**CONSEGNA SCRITTA 1**
Rispondi a queste domande sul brano dedicato alla rivoluzione russa:
(a) Che cosa cantavano gli operai mentre assaltavano il Palazzo d'Inverno?
(b) In quale fabbrica il giovane operaio meridionale era diventato un trascinatore?
(c) Quale libro gli venne dato da leggere?

◇ ◇ ◇ ◇

L'anno rosso

Adriano Sofri

Ottobre 1917: fu rivoluzione o il colpo di mano che parassitò la vera rivoluzione? I reportage di Ezio Mauro, cronista postumo di quella Storia

E’ venuta l’ora di ripassare la rivoluzione russa: ce l’eravamo dimenticata. Parlo di quelli che l’avevano letta, “studiata” anzi, per imparare come si fa. A turno, dopo il 1917, aspiranti avanguardie di generazioni di tutto il mondo sono passate di lì, come avevano fatto i capi bolscevichi con la rivoluzione francese: e gli operai avevano assaltato il Palazzo d’Inverno cantando la Marsigliese in russo. Perciò bisognava “fare come la Russia”, e squillare il campanello. Quelle letture piegate a un uso militante fornivano anche emozioni durevoli, quasi sempre legate a memorie di sfrattati: Victor Serge, Pil’njak, Babel’, i poeti, e anche Zivago, Bulgakov. Una volta, nel 1969, un giovane operaio meridionale che era diventato un trascinatore alla Fiat Mirafiori mi confidò, quasi vergognandosene, di non aver mai letto un libro. Da dove doveva cominciare? Gli diedi la Storia della rivoluzione russa di Trotsky, benché contasse molte centinaia di pagine, non importa che tu lo legga tutto, gli dissi, fa’ una prova. Lo lesse tutto, e man mano che andava avanti mi sentivo come chi abituato a pranzo cena e colazione tutti i giorni assista al pasto improvviso di un affamato.

◇ ◇ ◇ ◇

**CONSEGNA SCRITTA 2**
Indica quante righe fornite contengono la stringa "Tranche", distinguendo tra maiuscole e minuscole. Scrivi soltanto il numero.

◇ ◇ ◇ ◇

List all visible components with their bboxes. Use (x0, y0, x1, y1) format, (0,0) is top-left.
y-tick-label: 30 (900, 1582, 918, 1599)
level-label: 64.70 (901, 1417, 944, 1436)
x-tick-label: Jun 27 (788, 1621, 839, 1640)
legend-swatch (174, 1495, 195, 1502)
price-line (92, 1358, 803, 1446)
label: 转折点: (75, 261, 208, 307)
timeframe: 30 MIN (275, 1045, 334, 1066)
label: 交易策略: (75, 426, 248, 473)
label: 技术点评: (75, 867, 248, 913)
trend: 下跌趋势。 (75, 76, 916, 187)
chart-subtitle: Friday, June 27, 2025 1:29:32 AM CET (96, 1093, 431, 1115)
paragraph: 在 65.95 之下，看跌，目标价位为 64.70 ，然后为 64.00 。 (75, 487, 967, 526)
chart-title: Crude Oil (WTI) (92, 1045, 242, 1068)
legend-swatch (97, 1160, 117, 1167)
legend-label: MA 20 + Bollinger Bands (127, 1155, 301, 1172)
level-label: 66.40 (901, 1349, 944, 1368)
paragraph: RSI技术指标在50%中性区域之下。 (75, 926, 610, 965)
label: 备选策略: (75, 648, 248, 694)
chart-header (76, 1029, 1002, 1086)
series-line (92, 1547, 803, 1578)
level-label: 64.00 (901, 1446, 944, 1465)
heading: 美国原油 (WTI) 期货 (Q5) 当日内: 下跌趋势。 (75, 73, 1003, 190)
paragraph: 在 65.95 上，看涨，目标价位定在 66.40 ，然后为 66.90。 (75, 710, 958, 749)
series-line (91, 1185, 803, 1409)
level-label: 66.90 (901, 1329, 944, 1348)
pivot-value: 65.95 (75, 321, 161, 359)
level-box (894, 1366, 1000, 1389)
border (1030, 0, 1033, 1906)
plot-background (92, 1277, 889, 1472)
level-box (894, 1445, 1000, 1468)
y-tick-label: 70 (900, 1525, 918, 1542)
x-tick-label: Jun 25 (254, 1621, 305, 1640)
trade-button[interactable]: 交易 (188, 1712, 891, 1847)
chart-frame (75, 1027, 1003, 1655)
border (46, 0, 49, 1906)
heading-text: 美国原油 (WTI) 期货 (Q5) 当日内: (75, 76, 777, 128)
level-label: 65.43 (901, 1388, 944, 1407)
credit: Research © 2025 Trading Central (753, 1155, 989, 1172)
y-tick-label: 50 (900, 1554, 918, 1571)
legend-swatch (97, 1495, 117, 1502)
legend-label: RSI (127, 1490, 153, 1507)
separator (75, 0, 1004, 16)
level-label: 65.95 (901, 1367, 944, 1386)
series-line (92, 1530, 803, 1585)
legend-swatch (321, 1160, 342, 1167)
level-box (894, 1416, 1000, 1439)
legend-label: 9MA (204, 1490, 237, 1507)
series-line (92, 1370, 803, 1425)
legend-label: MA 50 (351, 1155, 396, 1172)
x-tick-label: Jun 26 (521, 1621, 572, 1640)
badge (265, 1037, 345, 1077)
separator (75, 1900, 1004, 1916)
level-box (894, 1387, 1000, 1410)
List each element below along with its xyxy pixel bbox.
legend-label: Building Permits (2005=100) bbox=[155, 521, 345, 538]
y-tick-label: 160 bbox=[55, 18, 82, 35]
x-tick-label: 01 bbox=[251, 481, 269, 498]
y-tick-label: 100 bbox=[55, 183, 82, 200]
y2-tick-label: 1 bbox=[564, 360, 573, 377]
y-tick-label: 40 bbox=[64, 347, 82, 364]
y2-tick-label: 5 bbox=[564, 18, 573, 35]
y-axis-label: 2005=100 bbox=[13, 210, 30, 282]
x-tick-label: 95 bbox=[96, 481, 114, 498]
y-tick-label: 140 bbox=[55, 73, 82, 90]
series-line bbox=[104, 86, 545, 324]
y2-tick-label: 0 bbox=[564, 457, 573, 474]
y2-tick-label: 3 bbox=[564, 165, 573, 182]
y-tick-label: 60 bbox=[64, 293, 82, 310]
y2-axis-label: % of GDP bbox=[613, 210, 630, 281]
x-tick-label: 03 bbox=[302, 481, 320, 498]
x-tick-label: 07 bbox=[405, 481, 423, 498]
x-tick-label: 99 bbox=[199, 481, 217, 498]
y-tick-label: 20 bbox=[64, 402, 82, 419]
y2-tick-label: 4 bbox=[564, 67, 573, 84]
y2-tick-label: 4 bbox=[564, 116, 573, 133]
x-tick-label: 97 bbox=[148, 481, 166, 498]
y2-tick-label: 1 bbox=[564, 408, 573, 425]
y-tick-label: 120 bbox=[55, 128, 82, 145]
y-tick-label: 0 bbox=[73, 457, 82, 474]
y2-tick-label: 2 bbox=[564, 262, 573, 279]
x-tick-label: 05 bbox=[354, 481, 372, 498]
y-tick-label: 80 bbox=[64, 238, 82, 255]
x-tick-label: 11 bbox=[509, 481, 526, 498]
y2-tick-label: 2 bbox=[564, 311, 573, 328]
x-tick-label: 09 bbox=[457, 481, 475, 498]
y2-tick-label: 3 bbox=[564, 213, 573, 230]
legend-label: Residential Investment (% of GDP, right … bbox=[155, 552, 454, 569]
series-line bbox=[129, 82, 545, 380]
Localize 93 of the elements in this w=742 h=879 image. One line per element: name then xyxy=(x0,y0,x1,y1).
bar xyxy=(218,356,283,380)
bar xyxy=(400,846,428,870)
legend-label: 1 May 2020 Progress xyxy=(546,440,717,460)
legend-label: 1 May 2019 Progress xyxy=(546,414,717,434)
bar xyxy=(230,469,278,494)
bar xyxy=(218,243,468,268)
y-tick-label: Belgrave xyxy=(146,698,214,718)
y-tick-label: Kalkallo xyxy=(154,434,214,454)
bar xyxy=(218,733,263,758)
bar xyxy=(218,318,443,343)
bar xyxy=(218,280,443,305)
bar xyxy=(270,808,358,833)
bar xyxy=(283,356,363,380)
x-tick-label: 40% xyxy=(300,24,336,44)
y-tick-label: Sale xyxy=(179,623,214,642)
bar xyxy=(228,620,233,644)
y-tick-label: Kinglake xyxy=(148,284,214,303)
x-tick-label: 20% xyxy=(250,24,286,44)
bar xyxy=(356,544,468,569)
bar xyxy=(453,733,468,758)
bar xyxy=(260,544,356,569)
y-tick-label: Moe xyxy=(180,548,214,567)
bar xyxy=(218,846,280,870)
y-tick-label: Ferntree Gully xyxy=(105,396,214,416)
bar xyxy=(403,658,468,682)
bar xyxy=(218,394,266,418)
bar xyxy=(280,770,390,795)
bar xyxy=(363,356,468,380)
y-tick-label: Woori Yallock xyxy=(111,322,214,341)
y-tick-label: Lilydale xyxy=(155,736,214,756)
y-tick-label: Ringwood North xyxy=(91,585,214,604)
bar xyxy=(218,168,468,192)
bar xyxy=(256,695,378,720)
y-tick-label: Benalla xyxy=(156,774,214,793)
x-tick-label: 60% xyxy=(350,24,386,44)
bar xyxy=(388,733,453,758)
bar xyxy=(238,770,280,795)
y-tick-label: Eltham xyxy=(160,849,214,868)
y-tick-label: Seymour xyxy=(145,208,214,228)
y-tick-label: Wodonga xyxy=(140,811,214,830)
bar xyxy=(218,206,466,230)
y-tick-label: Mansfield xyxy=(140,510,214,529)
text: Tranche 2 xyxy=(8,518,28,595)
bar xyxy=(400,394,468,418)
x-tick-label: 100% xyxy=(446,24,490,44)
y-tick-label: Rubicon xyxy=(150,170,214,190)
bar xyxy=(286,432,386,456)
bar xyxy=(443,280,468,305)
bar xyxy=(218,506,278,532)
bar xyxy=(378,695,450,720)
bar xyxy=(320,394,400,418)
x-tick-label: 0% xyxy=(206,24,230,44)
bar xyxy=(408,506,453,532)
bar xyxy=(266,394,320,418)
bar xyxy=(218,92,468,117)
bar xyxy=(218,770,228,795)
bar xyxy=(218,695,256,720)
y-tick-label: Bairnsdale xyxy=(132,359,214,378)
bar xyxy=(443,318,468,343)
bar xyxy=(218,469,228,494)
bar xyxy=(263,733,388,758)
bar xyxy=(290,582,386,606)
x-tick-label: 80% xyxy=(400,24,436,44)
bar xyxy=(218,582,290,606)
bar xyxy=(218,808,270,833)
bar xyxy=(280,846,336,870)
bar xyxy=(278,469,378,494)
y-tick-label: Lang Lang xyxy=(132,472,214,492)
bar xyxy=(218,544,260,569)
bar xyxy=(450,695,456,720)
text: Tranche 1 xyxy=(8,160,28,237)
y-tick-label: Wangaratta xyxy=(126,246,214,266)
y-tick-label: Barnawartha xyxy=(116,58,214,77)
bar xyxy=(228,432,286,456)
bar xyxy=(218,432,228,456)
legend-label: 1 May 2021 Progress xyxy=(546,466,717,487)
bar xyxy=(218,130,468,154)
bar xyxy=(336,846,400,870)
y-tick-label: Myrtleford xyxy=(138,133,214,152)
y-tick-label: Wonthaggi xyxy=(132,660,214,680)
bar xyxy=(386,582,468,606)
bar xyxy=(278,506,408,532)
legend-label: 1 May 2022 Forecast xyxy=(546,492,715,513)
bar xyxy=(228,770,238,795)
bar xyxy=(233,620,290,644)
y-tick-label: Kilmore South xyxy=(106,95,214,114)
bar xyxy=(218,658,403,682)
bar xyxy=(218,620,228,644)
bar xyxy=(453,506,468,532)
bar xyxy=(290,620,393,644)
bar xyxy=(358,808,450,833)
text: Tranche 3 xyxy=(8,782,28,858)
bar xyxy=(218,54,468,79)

◇ ◇ ◇ ◇

**ESITO DEL COMPITO 1**
(a) La Marsigliese in russo.
(b) Alla Fiat Mirafiori.
(c) La Storia della rivoluzione russa di Trotsky.

**ESITO DEL COMPITO 2**
3